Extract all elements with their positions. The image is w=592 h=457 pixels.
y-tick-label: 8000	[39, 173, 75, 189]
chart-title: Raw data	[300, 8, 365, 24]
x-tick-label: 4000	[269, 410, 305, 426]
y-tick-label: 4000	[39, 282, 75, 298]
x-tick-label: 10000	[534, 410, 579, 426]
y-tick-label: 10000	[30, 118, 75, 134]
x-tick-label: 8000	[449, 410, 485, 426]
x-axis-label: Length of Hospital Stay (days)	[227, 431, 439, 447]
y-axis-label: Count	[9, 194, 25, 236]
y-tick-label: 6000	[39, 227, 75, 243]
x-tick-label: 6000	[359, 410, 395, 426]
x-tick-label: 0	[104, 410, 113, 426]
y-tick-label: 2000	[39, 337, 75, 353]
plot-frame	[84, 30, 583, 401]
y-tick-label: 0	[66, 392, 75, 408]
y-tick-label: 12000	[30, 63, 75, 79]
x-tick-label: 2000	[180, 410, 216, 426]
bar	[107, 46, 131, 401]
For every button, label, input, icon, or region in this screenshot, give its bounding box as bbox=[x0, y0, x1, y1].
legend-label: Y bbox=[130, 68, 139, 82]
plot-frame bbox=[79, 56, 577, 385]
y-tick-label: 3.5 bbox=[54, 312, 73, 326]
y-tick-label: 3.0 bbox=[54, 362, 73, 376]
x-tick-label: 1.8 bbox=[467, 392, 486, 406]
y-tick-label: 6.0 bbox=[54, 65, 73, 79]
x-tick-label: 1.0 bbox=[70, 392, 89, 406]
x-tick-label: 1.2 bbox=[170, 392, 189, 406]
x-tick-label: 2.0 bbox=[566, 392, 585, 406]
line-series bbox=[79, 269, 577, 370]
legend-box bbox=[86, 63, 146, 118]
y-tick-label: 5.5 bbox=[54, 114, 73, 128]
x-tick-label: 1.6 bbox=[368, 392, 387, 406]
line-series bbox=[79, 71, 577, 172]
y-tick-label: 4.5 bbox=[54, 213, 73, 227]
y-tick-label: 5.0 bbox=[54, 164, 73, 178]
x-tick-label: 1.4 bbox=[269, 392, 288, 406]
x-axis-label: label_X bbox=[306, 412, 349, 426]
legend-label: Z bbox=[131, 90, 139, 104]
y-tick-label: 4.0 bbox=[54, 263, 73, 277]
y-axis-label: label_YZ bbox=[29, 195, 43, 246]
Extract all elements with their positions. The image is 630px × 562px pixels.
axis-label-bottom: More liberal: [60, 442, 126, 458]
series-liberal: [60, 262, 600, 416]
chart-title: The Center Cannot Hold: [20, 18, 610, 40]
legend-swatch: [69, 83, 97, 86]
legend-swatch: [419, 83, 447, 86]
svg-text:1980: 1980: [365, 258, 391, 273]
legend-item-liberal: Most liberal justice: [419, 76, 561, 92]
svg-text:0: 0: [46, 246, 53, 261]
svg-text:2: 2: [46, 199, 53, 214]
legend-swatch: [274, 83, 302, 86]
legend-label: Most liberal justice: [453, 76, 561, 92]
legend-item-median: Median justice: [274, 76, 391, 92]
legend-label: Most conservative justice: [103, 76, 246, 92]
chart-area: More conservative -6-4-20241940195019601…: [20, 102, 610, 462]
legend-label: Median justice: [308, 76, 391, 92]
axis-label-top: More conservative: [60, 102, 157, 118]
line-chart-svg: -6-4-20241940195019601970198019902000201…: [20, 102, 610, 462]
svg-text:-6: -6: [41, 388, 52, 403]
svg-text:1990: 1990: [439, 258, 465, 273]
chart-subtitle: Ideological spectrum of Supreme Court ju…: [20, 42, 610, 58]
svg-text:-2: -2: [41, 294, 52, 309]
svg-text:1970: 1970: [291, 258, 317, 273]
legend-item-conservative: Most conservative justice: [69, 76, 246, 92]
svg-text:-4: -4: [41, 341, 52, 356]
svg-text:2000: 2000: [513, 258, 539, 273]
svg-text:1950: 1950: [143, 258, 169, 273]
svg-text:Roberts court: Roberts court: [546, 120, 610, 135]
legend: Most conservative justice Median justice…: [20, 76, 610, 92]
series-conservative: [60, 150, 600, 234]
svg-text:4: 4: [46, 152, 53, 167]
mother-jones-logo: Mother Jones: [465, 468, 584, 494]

---------------

## EXERCISE OBJECTIVE
Return all the lines of the records above without any change, from the first line through the last.

## ANSWER TO THE PROBLEM
Extract all elements with their positions. The image is w=592 h=457 pixels.
y-tick-label: 8000	[39, 173, 75, 189]
chart-title: Raw data	[300, 8, 365, 24]
x-tick-label: 4000	[269, 410, 305, 426]
y-tick-label: 4000	[39, 282, 75, 298]
x-tick-label: 10000	[534, 410, 579, 426]
y-tick-label: 10000	[30, 118, 75, 134]
x-tick-label: 8000	[449, 410, 485, 426]
x-axis-label: Length of Hospital Stay (days)	[227, 431, 439, 447]
y-axis-label: Count	[9, 194, 25, 236]
y-tick-label: 6000	[39, 227, 75, 243]
x-tick-label: 6000	[359, 410, 395, 426]
x-tick-label: 0	[104, 410, 113, 426]
y-tick-label: 2000	[39, 337, 75, 353]
plot-frame	[84, 30, 583, 401]
y-tick-label: 0	[66, 392, 75, 408]
y-tick-label: 12000	[30, 63, 75, 79]
x-tick-label: 2000	[180, 410, 216, 426]
bar	[107, 46, 131, 401]
For every button, label, input, icon, or region in this screenshot, give its bounding box as bbox=[x0, y0, x1, y1].
legend-label: Y bbox=[130, 68, 139, 82]
plot-frame bbox=[79, 56, 577, 385]
y-tick-label: 3.5 bbox=[54, 312, 73, 326]
y-tick-label: 3.0 bbox=[54, 362, 73, 376]
x-tick-label: 1.8 bbox=[467, 392, 486, 406]
y-tick-label: 6.0 bbox=[54, 65, 73, 79]
x-tick-label: 1.0 bbox=[70, 392, 89, 406]
x-tick-label: 1.2 bbox=[170, 392, 189, 406]
x-tick-label: 2.0 bbox=[566, 392, 585, 406]
line-series bbox=[79, 269, 577, 370]
legend-box bbox=[86, 63, 146, 118]
y-tick-label: 5.5 bbox=[54, 114, 73, 128]
x-tick-label: 1.6 bbox=[368, 392, 387, 406]
line-series bbox=[79, 71, 577, 172]
y-tick-label: 4.5 bbox=[54, 213, 73, 227]
y-tick-label: 5.0 bbox=[54, 164, 73, 178]
x-tick-label: 1.4 bbox=[269, 392, 288, 406]
x-axis-label: label_X bbox=[306, 412, 349, 426]
legend-label: Z bbox=[131, 90, 139, 104]
y-tick-label: 4.0 bbox=[54, 263, 73, 277]
y-axis-label: label_YZ bbox=[29, 195, 43, 246]
Extract all elements with their positions. The image is 630px × 562px pixels.
axis-label-bottom: More liberal: [60, 442, 126, 458]
series-liberal: [60, 262, 600, 416]
chart-title: The Center Cannot Hold: [20, 18, 610, 40]
legend-swatch: [69, 83, 97, 86]
legend-swatch: [419, 83, 447, 86]
svg-text:1980: 1980: [365, 258, 391, 273]
legend-item-liberal: Most liberal justice: [419, 76, 561, 92]
svg-text:0: 0: [46, 246, 53, 261]
svg-text:2: 2: [46, 199, 53, 214]
legend-swatch: [274, 83, 302, 86]
legend-label: Most liberal justice: [453, 76, 561, 92]
legend-item-median: Median justice: [274, 76, 391, 92]
legend-label: Most conservative justice: [103, 76, 246, 92]
chart-area: More conservative -6-4-20241940195019601…: [20, 102, 610, 462]
legend-label: Median justice: [308, 76, 391, 92]
axis-label-top: More conservative: [60, 102, 157, 118]
line-chart-svg: -6-4-20241940195019601970198019902000201…: [20, 102, 610, 462]
svg-text:-6: -6: [41, 388, 52, 403]
svg-text:1990: 1990: [439, 258, 465, 273]
chart-subtitle: Ideological spectrum of Supreme Court ju…: [20, 42, 610, 58]
svg-text:-2: -2: [41, 294, 52, 309]
svg-text:1970: 1970: [291, 258, 317, 273]
legend-item-conservative: Most conservative justice: [69, 76, 246, 92]
svg-text:-4: -4: [41, 341, 52, 356]
svg-text:2000: 2000: [513, 258, 539, 273]
svg-text:1950: 1950: [143, 258, 169, 273]
svg-text:Roberts court: Roberts court: [546, 120, 610, 135]
legend: Most conservative justice Median justice…: [20, 76, 610, 92]
series-conservative: [60, 150, 600, 234]
svg-text:4: 4: [46, 152, 53, 167]
mother-jones-logo: Mother Jones: [465, 468, 584, 494]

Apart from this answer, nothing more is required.